> **Input for this task**:

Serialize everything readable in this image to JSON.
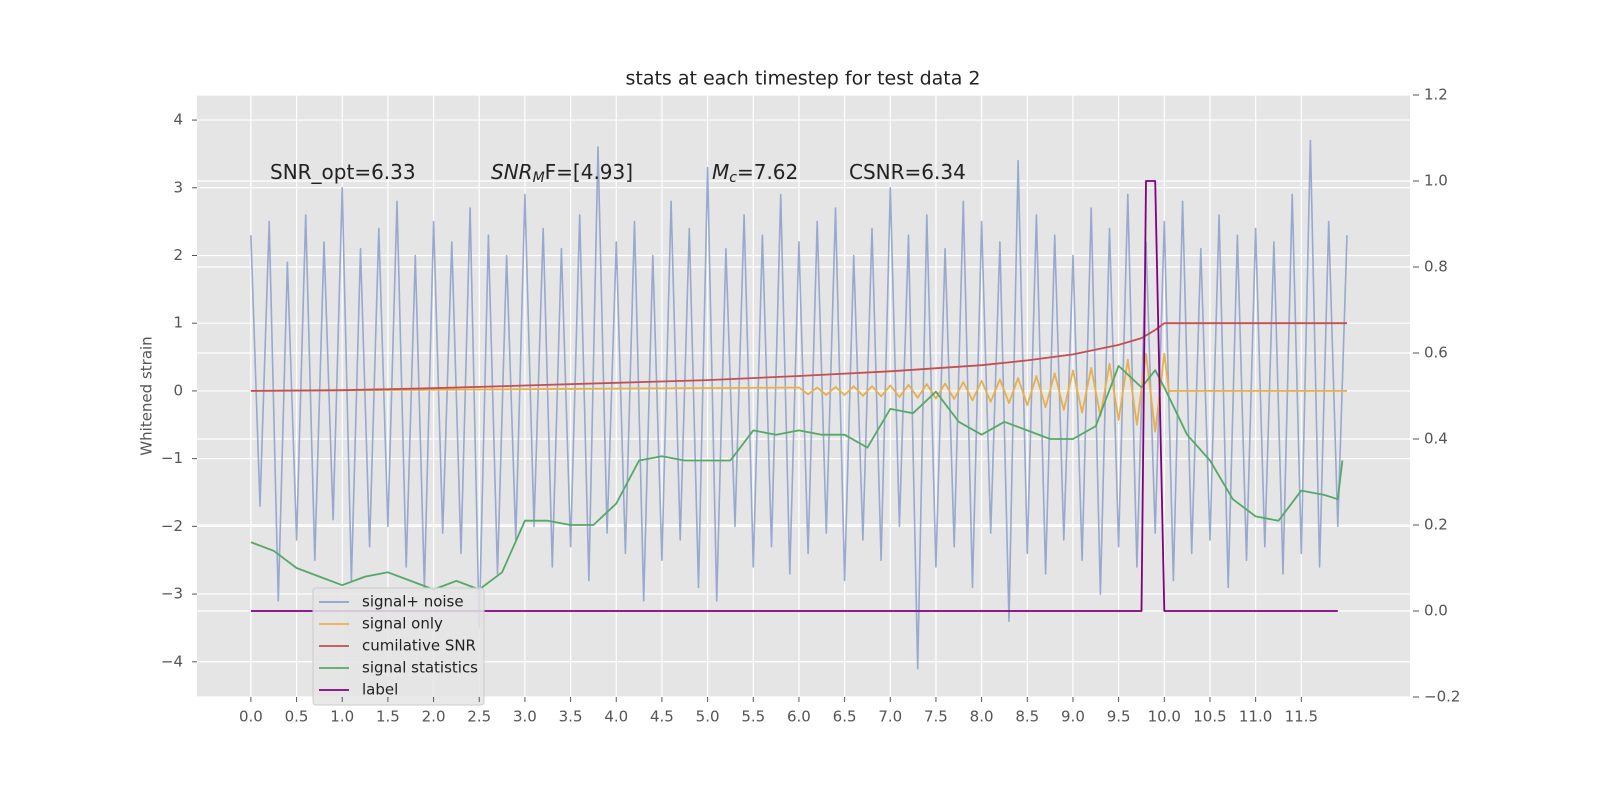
{
  "chart_data": {
    "type": "line",
    "title": "stats at each timestep for test data 2",
    "ylabel": "Whitened strain",
    "xlim": [
      -0.59,
      12.69
    ],
    "ylim": [
      -4.52,
      4.37
    ],
    "y2lim": [
      -0.2,
      1.2
    ],
    "xticks": [
      {
        "value": 0,
        "label": "0.0"
      },
      0.5,
      {
        "value": 1,
        "label": "1.0"
      },
      1.5,
      {
        "value": 2,
        "label": "2.0"
      },
      2.5,
      {
        "value": 3,
        "label": "3.0"
      },
      3.5,
      {
        "value": 4,
        "label": "4.0"
      },
      4.5,
      {
        "value": 5,
        "label": "5.0"
      },
      5.5,
      {
        "value": 6,
        "label": "6.0"
      },
      6.5,
      {
        "value": 7,
        "label": "7.0"
      },
      7.5,
      {
        "value": 8,
        "label": "8.0"
      },
      8.5,
      {
        "value": 9,
        "label": "9.0"
      },
      9.5,
      {
        "value": 10,
        "label": "10.0"
      },
      10.5,
      {
        "value": 11,
        "label": "11.0"
      },
      11.5
    ],
    "yticks": [
      {
        "value": -4,
        "label": "−4"
      },
      {
        "value": -3,
        "label": "−3"
      },
      {
        "value": -2,
        "label": "−2"
      },
      {
        "value": -1,
        "label": "−1"
      },
      0,
      1,
      2,
      3,
      4
    ],
    "y2ticks": [
      {
        "value": -0.2,
        "label": "−0.2"
      },
      {
        "value": 0,
        "label": "0.0"
      },
      0.2,
      0.4,
      0.6,
      0.8,
      {
        "value": 1,
        "label": "1.0"
      },
      1.2
    ],
    "grid": true,
    "legend_loc": "lower left",
    "annotations": [
      {
        "text": "SNR_opt=6.33"
      },
      {
        "text": "SNR",
        "sub": "M",
        "after": "F=[4.93]"
      },
      {
        "text": "M",
        "sub": "c",
        "after": "=7.62"
      },
      {
        "text": "CSNR=6.34"
      }
    ],
    "series": [
      {
        "name": "signal+ noise",
        "color": "#8ea2cc",
        "axis": "y",
        "x": [
          0,
          0.1,
          0.2,
          0.3,
          0.4,
          0.5,
          0.6,
          0.7,
          0.8,
          0.9,
          1,
          1.1,
          1.2,
          1.3,
          1.4,
          1.5,
          1.6,
          1.7,
          1.8,
          1.9,
          2,
          2.1,
          2.2,
          2.3,
          2.4,
          2.5,
          2.6,
          2.7,
          2.8,
          2.9,
          3,
          3.1,
          3.2,
          3.3,
          3.4,
          3.5,
          3.6,
          3.7,
          3.8,
          3.9,
          4,
          4.1,
          4.2,
          4.3,
          4.4,
          4.5,
          4.6,
          4.7,
          4.8,
          4.9,
          5,
          5.1,
          5.2,
          5.3,
          5.4,
          5.5,
          5.6,
          5.7,
          5.8,
          5.9,
          6,
          6.1,
          6.2,
          6.3,
          6.4,
          6.5,
          6.6,
          6.7,
          6.8,
          6.9,
          7,
          7.1,
          7.2,
          7.3,
          7.4,
          7.5,
          7.6,
          7.7,
          7.8,
          7.9,
          8,
          8.1,
          8.2,
          8.3,
          8.4,
          8.5,
          8.6,
          8.7,
          8.8,
          8.9,
          9,
          9.1,
          9.2,
          9.3,
          9.4,
          9.5,
          9.6,
          9.7,
          9.8,
          9.9,
          10,
          10.1,
          10.2,
          10.3,
          10.4,
          10.5,
          10.6,
          10.7,
          10.8,
          10.9,
          11,
          11.1,
          11.2,
          11.3,
          11.4,
          11.5,
          11.6,
          11.7,
          11.8,
          11.9,
          12
        ],
        "values": [
          2.3,
          -1.7,
          2.5,
          -3.1,
          1.9,
          -2.2,
          2.6,
          -2.5,
          2.2,
          -1.9,
          3.0,
          -2.8,
          2.1,
          -2.3,
          2.4,
          -2.0,
          2.8,
          -2.6,
          2.0,
          -2.9,
          2.5,
          -2.1,
          2.2,
          -2.4,
          2.7,
          -3.5,
          2.3,
          -2.7,
          2.0,
          -2.2,
          2.9,
          -2.0,
          2.4,
          -2.6,
          2.1,
          -2.3,
          2.6,
          -2.8,
          3.6,
          -2.1,
          2.2,
          -2.4,
          2.5,
          -3.1,
          2.0,
          -2.5,
          2.8,
          -2.2,
          2.4,
          -2.9,
          3.3,
          -3.1,
          2.1,
          -2.0,
          2.6,
          -2.6,
          2.3,
          -2.3,
          2.9,
          -2.7,
          2.2,
          -2.4,
          2.5,
          -2.1,
          2.7,
          -2.8,
          2.0,
          -2.2,
          2.4,
          -2.5,
          3.0,
          -2.0,
          2.3,
          -4.1,
          2.6,
          -2.6,
          2.1,
          -2.3,
          2.8,
          -2.9,
          2.5,
          -2.1,
          2.2,
          -3.4,
          3.4,
          -2.4,
          2.6,
          -2.7,
          2.3,
          -2.2,
          2.0,
          -2.5,
          2.7,
          -3.0,
          2.4,
          -2.3,
          2.9,
          -2.6,
          2.2,
          -2.1,
          2.5,
          -2.8,
          2.8,
          -2.4,
          2.1,
          -2.2,
          2.6,
          -2.9,
          2.3,
          -2.5,
          2.4,
          -2.3,
          2.2,
          -2.7,
          2.9,
          -2.4,
          3.7,
          -2.6,
          2.5,
          -2.0,
          2.3
        ]
      },
      {
        "name": "signal only",
        "color": "#e8b04a",
        "axis": "y",
        "x": [
          0,
          6.0,
          6.1,
          6.2,
          6.3,
          6.4,
          6.5,
          6.6,
          6.7,
          6.8,
          6.9,
          7.0,
          7.1,
          7.2,
          7.3,
          7.4,
          7.5,
          7.6,
          7.7,
          7.8,
          7.9,
          8.0,
          8.1,
          8.2,
          8.3,
          8.4,
          8.5,
          8.6,
          8.7,
          8.8,
          8.9,
          9.0,
          9.1,
          9.2,
          9.3,
          9.4,
          9.5,
          9.6,
          9.7,
          9.8,
          9.9,
          10.0,
          10.05,
          12
        ],
        "values": [
          0,
          0.05,
          -0.05,
          0.05,
          -0.06,
          0.06,
          -0.06,
          0.07,
          -0.07,
          0.07,
          -0.08,
          0.08,
          -0.09,
          0.09,
          -0.1,
          0.1,
          -0.11,
          0.11,
          -0.12,
          0.13,
          -0.14,
          0.15,
          -0.16,
          0.17,
          -0.18,
          0.19,
          -0.21,
          0.22,
          -0.24,
          0.26,
          -0.28,
          0.3,
          -0.32,
          0.34,
          -0.37,
          0.4,
          -0.43,
          0.46,
          -0.5,
          0.55,
          -0.6,
          0.55,
          0,
          0
        ]
      },
      {
        "name": "cumilative SNR",
        "color": "#c44e52",
        "axis": "y",
        "x": [
          0,
          1,
          2,
          3,
          4,
          5,
          6,
          7,
          8,
          8.5,
          9,
          9.5,
          9.75,
          9.9,
          10,
          12
        ],
        "values": [
          0,
          0.01,
          0.04,
          0.08,
          0.12,
          0.16,
          0.22,
          0.29,
          0.38,
          0.45,
          0.54,
          0.68,
          0.78,
          0.9,
          1,
          1
        ]
      },
      {
        "name": "signal statistics",
        "color": "#55a868",
        "axis": "y2",
        "x": [
          0,
          0.25,
          0.5,
          0.75,
          1,
          1.25,
          1.5,
          1.75,
          2,
          2.25,
          2.5,
          2.75,
          3,
          3.25,
          3.5,
          3.75,
          4,
          4.25,
          4.5,
          4.75,
          5,
          5.25,
          5.5,
          5.75,
          6,
          6.25,
          6.5,
          6.75,
          7,
          7.25,
          7.5,
          7.75,
          8,
          8.25,
          8.5,
          8.75,
          9,
          9.25,
          9.5,
          9.75,
          9.9,
          10,
          10.25,
          10.5,
          10.75,
          11,
          11.25,
          11.5,
          11.75,
          11.9,
          11.95
        ],
        "values": [
          0.16,
          0.14,
          0.1,
          0.08,
          0.06,
          0.08,
          0.09,
          0.07,
          0.05,
          0.07,
          0.05,
          0.09,
          0.21,
          0.21,
          0.2,
          0.2,
          0.25,
          0.35,
          0.36,
          0.35,
          0.35,
          0.35,
          0.42,
          0.41,
          0.42,
          0.41,
          0.41,
          0.38,
          0.47,
          0.46,
          0.51,
          0.44,
          0.41,
          0.44,
          0.42,
          0.4,
          0.4,
          0.43,
          0.57,
          0.52,
          0.56,
          0.52,
          0.41,
          0.35,
          0.26,
          0.22,
          0.21,
          0.28,
          0.27,
          0.26,
          0.35
        ]
      },
      {
        "name": "label",
        "color": "#800080",
        "axis": "y2",
        "x": [
          0,
          9.75,
          9.8,
          9.9,
          10,
          11.9
        ],
        "values": [
          0,
          0,
          1,
          1,
          0,
          0
        ]
      }
    ]
  }
}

> **Written task**:
Copy each line of the data that contains the word "color".

> **Complete answer**:
        "color": "#8ea2cc",
        "color": "#e8b04a",
        "color": "#c44e52",
        "color": "#55a868",
        "color": "#800080",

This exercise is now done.